Exactly as given, repeat all of the entries.

Saved entries ▸
** Begin **
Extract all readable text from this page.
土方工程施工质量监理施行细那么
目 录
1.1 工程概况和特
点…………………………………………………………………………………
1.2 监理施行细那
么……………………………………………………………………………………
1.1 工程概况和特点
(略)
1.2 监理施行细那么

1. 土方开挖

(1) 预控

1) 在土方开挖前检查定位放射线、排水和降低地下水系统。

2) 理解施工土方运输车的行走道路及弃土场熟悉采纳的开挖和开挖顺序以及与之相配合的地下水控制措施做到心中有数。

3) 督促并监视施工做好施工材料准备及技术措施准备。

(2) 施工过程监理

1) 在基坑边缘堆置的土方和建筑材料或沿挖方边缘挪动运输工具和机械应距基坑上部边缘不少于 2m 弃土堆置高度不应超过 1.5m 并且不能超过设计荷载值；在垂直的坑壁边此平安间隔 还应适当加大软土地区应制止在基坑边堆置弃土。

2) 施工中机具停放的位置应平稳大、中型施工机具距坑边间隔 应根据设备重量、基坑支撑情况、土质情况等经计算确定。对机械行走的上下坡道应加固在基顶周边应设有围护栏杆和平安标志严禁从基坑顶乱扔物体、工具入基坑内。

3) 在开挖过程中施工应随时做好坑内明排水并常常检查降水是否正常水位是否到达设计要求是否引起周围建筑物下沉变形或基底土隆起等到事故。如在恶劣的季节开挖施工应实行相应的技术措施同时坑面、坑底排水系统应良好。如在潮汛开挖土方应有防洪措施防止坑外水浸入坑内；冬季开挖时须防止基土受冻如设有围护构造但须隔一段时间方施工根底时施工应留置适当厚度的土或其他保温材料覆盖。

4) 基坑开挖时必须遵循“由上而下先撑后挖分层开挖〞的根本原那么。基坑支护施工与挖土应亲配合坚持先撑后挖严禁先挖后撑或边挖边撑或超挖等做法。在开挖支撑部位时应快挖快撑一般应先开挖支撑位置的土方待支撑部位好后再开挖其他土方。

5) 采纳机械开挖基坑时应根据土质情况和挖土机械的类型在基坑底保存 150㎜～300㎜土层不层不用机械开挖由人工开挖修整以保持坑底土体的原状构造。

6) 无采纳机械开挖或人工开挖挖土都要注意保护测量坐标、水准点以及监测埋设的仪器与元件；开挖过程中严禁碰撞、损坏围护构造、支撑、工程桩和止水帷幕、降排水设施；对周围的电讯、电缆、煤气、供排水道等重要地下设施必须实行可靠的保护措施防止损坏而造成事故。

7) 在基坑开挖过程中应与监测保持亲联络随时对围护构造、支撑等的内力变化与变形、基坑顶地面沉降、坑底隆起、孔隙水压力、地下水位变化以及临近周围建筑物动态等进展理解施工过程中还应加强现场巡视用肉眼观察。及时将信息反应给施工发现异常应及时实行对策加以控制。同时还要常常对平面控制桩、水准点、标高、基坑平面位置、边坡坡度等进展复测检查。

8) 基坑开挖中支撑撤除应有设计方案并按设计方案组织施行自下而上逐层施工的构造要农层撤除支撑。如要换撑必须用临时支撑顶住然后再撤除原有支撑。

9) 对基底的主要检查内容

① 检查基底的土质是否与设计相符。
** End **
Solution for this problem ▸
Extract all readable text from this page.
土方工程施工质量监理施行细那么
目 录
1.1 工程概况和特
点…………………………………………………………………………………
1.2 监理施行细那
么……………………………………………………………………………………
1.1 工程概况和特点
(略)
1.2 监理施行细那么

1. 土方开挖

(1) 预控

1) 在土方开挖前检查定位放射线、排水和降低地下水系统。

2) 理解施工土方运输车的行走道路及弃土场熟悉采纳的开挖和开挖顺序以及与之相配合的地下水控制措施做到心中有数。

3) 督促并监视施工做好施工材料准备及技术措施准备。

(2) 施工过程监理

1) 在基坑边缘堆置的土方和建筑材料或沿挖方边缘挪动运输工具和机械应距基坑上部边缘不少于 2m 弃土堆置高度不应超过 1.5m 并且不能超过设计荷载值；在垂直的坑壁边此平安间隔 还应适当加大软土地区应制止在基坑边堆置弃土。

2) 施工中机具停放的位置应平稳大、中型施工机具距坑边间隔 应根据设备重量、基坑支撑情况、土质情况等经计算确定。对机械行走的上下坡道应加固在基顶周边应设有围护栏杆和平安标志严禁从基坑顶乱扔物体、工具入基坑内。

3) 在开挖过程中施工应随时做好坑内明排水并常常检查降水是否正常水位是否到达设计要求是否引起周围建筑物下沉变形或基底土隆起等到事故。如在恶劣的季节开挖施工应实行相应的技术措施同时坑面、坑底排水系统应良好。如在潮汛开挖土方应有防洪措施防止坑外水浸入坑内；冬季开挖时须防止基土受冻如设有围护构造但须隔一段时间方施工根底时施工应留置适当厚度的土或其他保温材料覆盖。

4) 基坑开挖时必须遵循“由上而下先撑后挖分层开挖〞的根本原那么。基坑支护施工与挖土应亲配合坚持先撑后挖严禁先挖后撑或边挖边撑或超挖等做法。在开挖支撑部位时应快挖快撑一般应先开挖支撑位置的土方待支撑部位好后再开挖其他土方。

5) 采纳机械开挖基坑时应根据土质情况和挖土机械的类型在基坑底保存 150㎜～300㎜土层不层不用机械开挖由人工开挖修整以保持坑底土体的原状构造。

6) 无采纳机械开挖或人工开挖挖土都要注意保护测量坐标、水准点以及监测埋设的仪器与元件；开挖过程中严禁碰撞、损坏围护构造、支撑、工程桩和止水帷幕、降排水设施；对周围的电讯、电缆、煤气、供排水道等重要地下设施必须实行可靠的保护措施防止损坏而造成事故。

7) 在基坑开挖过程中应与监测保持亲联络随时对围护构造、支撑等的内力变化与变形、基坑顶地面沉降、坑底隆起、孔隙水压力、地下水位变化以及临近周围建筑物动态等进展理解施工过程中还应加强现场巡视用肉眼观察。及时将信息反应给施工发现异常应及时实行对策加以控制。同时还要常常对平面控制桩、水准点、标高、基坑平面位置、边坡坡度等进展复测检查。

8) 基坑开挖中支撑撤除应有设计方案并按设计方案组织施行自下而上逐层施工的构造要农层撤除支撑。如要换撑必须用临时支撑顶住然后再撤除原有支撑。

9) 对基底的主要检查内容

① 检查基底的土质是否与设计相符。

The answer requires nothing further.